**EXERCISE TASK:** Please output the records below in full, exactly as given, but without the images.

**DATA ROWS:**
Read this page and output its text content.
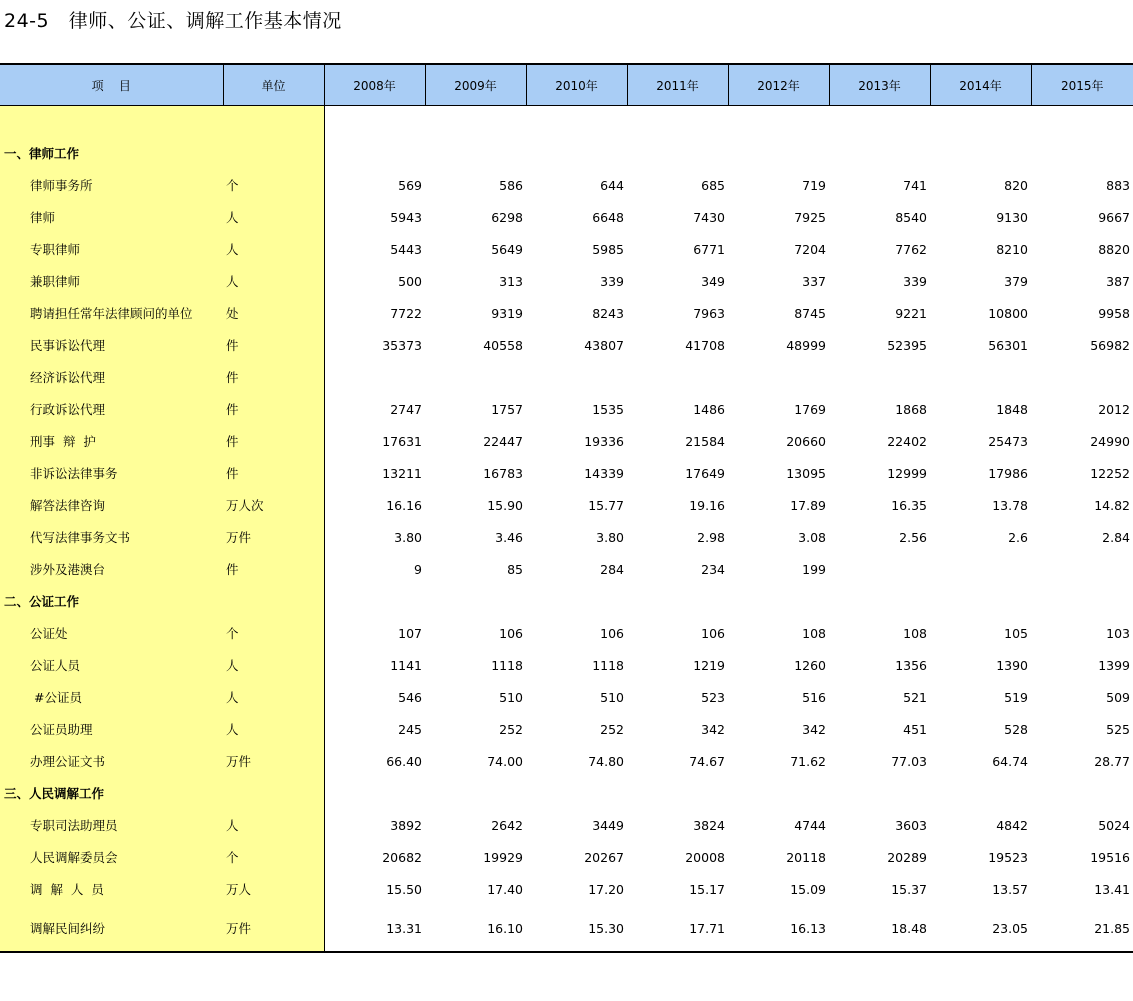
24-5   律师、公证、调解工作基本情况
项    目	单位	2008年	2009年	2010年	2011年	2012年	2013年	2014年	2015年

一、律师工作									
律师事务所	个	569	586	644	685	719	741	820	883
律师	人	5943	6298	6648	7430	7925	8540	9130	9667
专职律师	人	5443	5649	5985	6771	7204	7762	8210	8820
兼职律师	人	500	313	339	349	337	339	379	387
聘请担任常年法律顾问的单位	处	7722	9319	8243	7963	8745	9221	10800	9958
民事诉讼代理	件	35373	40558	43807	41708	48999	52395	56301	56982
经济诉讼代理	件								
行政诉讼代理	件	2747	1757	1535	1486	1769	1868	1848	2012
刑事  辩  护	件	17631	22447	19336	21584	20660	22402	25473	24990
非诉讼法律事务	件	13211	16783	14339	17649	13095	12999	17986	12252
解答法律咨询	万人次	16.16	15.90	15.77	19.16	17.89	16.35	13.78	14.82
代写法律事务文书	万件	3.80	3.46	3.80	2.98	3.08	2.56	2.6	2.84
涉外及港澳台	件	9	85	284	234	199			
二、公证工作									
公证处	个	107	106	106	106	108	108	105	103
公证人员	人	1141	1118	1118	1219	1260	1356	1390	1399
#公证员	人	546	510	510	523	516	521	519	509
公证员助理	人	245	252	252	342	342	451	528	525
办理公证文书	万件	66.40	74.00	74.80	74.67	71.62	77.03	64.74	28.77
三、人民调解工作									
专职司法助理员	人	3892	2642	3449	3824	4744	3603	4842	5024
人民调解委员会	个	20682	19929	20267	20008	20118	20289	19523	19516
调  解  人  员	万人	15.50	17.40	17.20	15.17	15.09	15.37	13.57	13.41
调解民间纠纷	万件	13.31	16.10	15.30	17.71	16.13	18.48	23.05	21.85
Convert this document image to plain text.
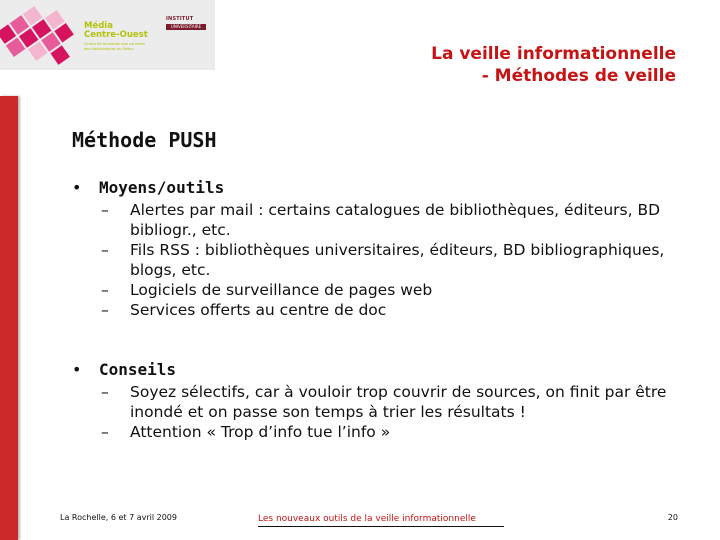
Média
Centre-Ouest
Centre de formation aux carrières
des bibliothèques du Poitou
INSTITUT
UNIVERSITAIRE
La veille informationnelle
- Méthodes de veille
Méthode PUSH
• Moyens/outils
– Alertes par mail : certains catalogues de bibliothèques, éditeurs, BD bibliogr., etc.
– Fils RSS : bibliothèques universitaires, éditeurs, BD bibliographiques, blogs, etc.
– Logiciels de surveillance de pages web
– Services offerts au centre de doc
• Conseils
– Soyez sélectifs, car à vouloir trop couvrir de sources, on finit par être inondé et on passe son temps à trier les résultats !
– Attention « Trop d’info tue l’info »
La Rochelle, 6 et 7 avril 2009	Les nouveaux outils de la veille informationnelle	20
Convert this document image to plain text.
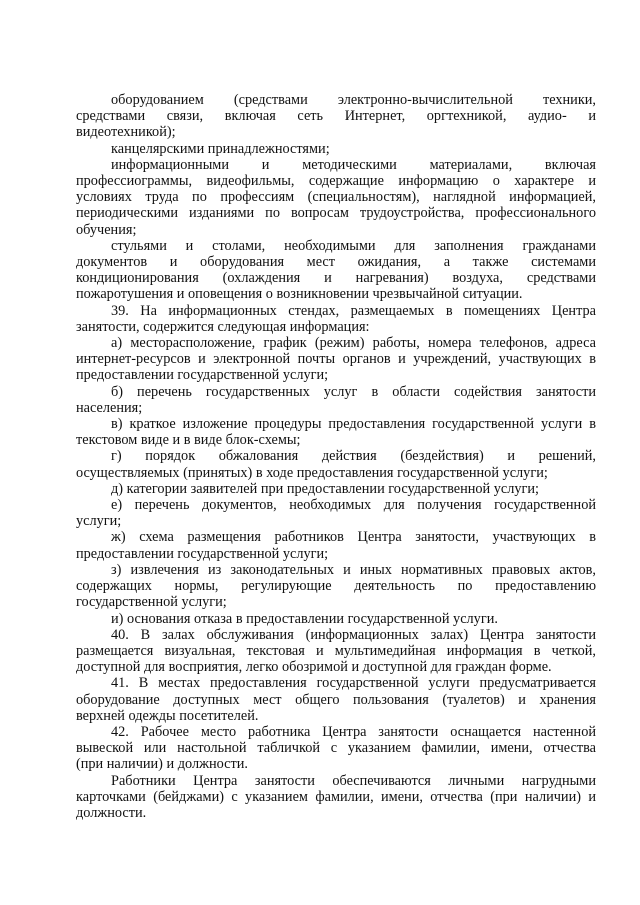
оборудованием (средствами электронно-вычислительной техники,
средствами связи, включая сеть Интернет, оргтехникой, аудио- и
видеотехникой);
канцелярскими принадлежностями;
информационными и методическими материалами, включая
профессиограммы, видеофильмы, содержащие информацию о характере и
условиях труда по профессиям (специальностям), наглядной информацией,
периодическими изданиями по вопросам трудоустройства, профессионального
обучения;
стульями и столами, необходимыми для заполнения гражданами
документов и оборудования мест ожидания, а также системами
кондиционирования (охлаждения и нагревания) воздуха, средствами
пожаротушения и оповещения о возникновении чрезвычайной ситуации.
39. На информационных стендах, размещаемых в помещениях Центра
занятости, содержится следующая информация:
а) месторасположение, график (режим) работы, номера телефонов, адреса
интернет-ресурсов и электронной почты органов и учреждений, участвующих в
предоставлении государственной услуги;
б) перечень государственных услуг в области содействия занятости
населения;
в) краткое изложение процедуры предоставления государственной услуги в
текстовом виде и в виде блок-схемы;
г) порядок обжалования действия (бездействия) и решений,
осуществляемых (принятых) в ходе предоставления государственной услуги;
д) категории заявителей при предоставлении государственной услуги;
е) перечень документов, необходимых для получения государственной
услуги;
ж) схема размещения работников Центра занятости, участвующих в
предоставлении государственной услуги;
з) извлечения из законодательных и иных нормативных правовых актов,
содержащих нормы, регулирующие деятельность по предоставлению
государственной услуги;
и) основания отказа в предоставлении государственной услуги.
40. В залах обслуживания (информационных залах) Центра занятости
размещается визуальная, текстовая и мультимедийная информация в четкой,
доступной для восприятия, легко обозримой и доступной для граждан форме.
41. В местах предоставления государственной услуги предусматривается
оборудование доступных мест общего пользования (туалетов) и хранения
верхней одежды посетителей.
42. Рабочее место работника Центра занятости оснащается настенной
вывеской или настольной табличкой с указанием фамилии, имени, отчества
(при наличии) и должности.
Работники Центра занятости обеспечиваются личными нагрудными
карточками (бейджами) с указанием фамилии, имени, отчества (при наличии) и
должности.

**EXERCISE ANSWER:**
Read this page and output its text content.
24-5   律师、公证、调解工作基本情况
项    目	单位	2008年	2009年	2010年	2011年	2012年	2013年	2014年	2015年

一、律师工作									
律师事务所	个	569	586	644	685	719	741	820	883
律师	人	5943	6298	6648	7430	7925	8540	9130	9667
专职律师	人	5443	5649	5985	6771	7204	7762	8210	8820
兼职律师	人	500	313	339	349	337	339	379	387
聘请担任常年法律顾问的单位	处	7722	9319	8243	7963	8745	9221	10800	9958
民事诉讼代理	件	35373	40558	43807	41708	48999	52395	56301	56982
经济诉讼代理	件								
行政诉讼代理	件	2747	1757	1535	1486	1769	1868	1848	2012
刑事  辩  护	件	17631	22447	19336	21584	20660	22402	25473	24990
非诉讼法律事务	件	13211	16783	14339	17649	13095	12999	17986	12252
解答法律咨询	万人次	16.16	15.90	15.77	19.16	17.89	16.35	13.78	14.82
代写法律事务文书	万件	3.80	3.46	3.80	2.98	3.08	2.56	2.6	2.84
涉外及港澳台	件	9	85	284	234	199			
二、公证工作									
公证处	个	107	106	106	106	108	108	105	103
公证人员	人	1141	1118	1118	1219	1260	1356	1390	1399
#公证员	人	546	510	510	523	516	521	519	509
公证员助理	人	245	252	252	342	342	451	528	525
办理公证文书	万件	66.40	74.00	74.80	74.67	71.62	77.03	64.74	28.77
三、人民调解工作									
专职司法助理员	人	3892	2642	3449	3824	4744	3603	4842	5024
人民调解委员会	个	20682	19929	20267	20008	20118	20289	19523	19516
调  解  人  员	万人	15.50	17.40	17.20	15.17	15.09	15.37	13.57	13.41
调解民间纠纷	万件	13.31	16.10	15.30	17.71	16.13	18.48	23.05	21.85
Convert this document image to plain text.
Média
Centre-Ouest
Centre de formation aux carrières
des bibliothèques du Poitou
INSTITUT
UNIVERSITAIRE
La veille informationnelle
- Méthodes de veille
Méthode PUSH
• Moyens/outils
– Alertes par mail : certains catalogues de bibliothèques, éditeurs, BD bibliogr., etc.
– Fils RSS : bibliothèques universitaires, éditeurs, BD bibliographiques, blogs, etc.
– Logiciels de surveillance de pages web
– Services offerts au centre de doc
• Conseils
– Soyez sélectifs, car à vouloir trop couvrir de sources, on finit par être inondé et on passe son temps à trier les résultats !
– Attention « Trop d’info tue l’info »
La Rochelle, 6 et 7 avril 2009	Les nouveaux outils de la veille informationnelle	20
Convert this document image to plain text.
оборудованием (средствами электронно-вычислительной техники,
средствами связи, включая сеть Интернет, оргтехникой, аудио- и
видеотехникой);
канцелярскими принадлежностями;
информационными и методическими материалами, включая
профессиограммы, видеофильмы, содержащие информацию о характере и
условиях труда по профессиям (специальностям), наглядной информацией,
периодическими изданиями по вопросам трудоустройства, профессионального
обучения;
стульями и столами, необходимыми для заполнения гражданами
документов и оборудования мест ожидания, а также системами
кондиционирования (охлаждения и нагревания) воздуха, средствами
пожаротушения и оповещения о возникновении чрезвычайной ситуации.
39. На информационных стендах, размещаемых в помещениях Центра
занятости, содержится следующая информация:
а) месторасположение, график (режим) работы, номера телефонов, адреса
интернет-ресурсов и электронной почты органов и учреждений, участвующих в
предоставлении государственной услуги;
б) перечень государственных услуг в области содействия занятости
населения;
в) краткое изложение процедуры предоставления государственной услуги в
текстовом виде и в виде блок-схемы;
г) порядок обжалования действия (бездействия) и решений,
осуществляемых (принятых) в ходе предоставления государственной услуги;
д) категории заявителей при предоставлении государственной услуги;
е) перечень документов, необходимых для получения государственной
услуги;
ж) схема размещения работников Центра занятости, участвующих в
предоставлении государственной услуги;
з) извлечения из законодательных и иных нормативных правовых актов,
содержащих нормы, регулирующие деятельность по предоставлению
государственной услуги;
и) основания отказа в предоставлении государственной услуги.
40. В залах обслуживания (информационных залах) Центра занятости
размещается визуальная, текстовая и мультимедийная информация в четкой,
доступной для восприятия, легко обозримой и доступной для граждан форме.
41. В местах предоставления государственной услуги предусматривается
оборудование доступных мест общего пользования (туалетов) и хранения
верхней одежды посетителей.
42. Рабочее место работника Центра занятости оснащается настенной
вывеской или настольной табличкой с указанием фамилии, имени, отчества
(при наличии) и должности.
Работники Центра занятости обеспечиваются личными нагрудными
карточками (бейджами) с указанием фамилии, имени, отчества (при наличии) и
должности.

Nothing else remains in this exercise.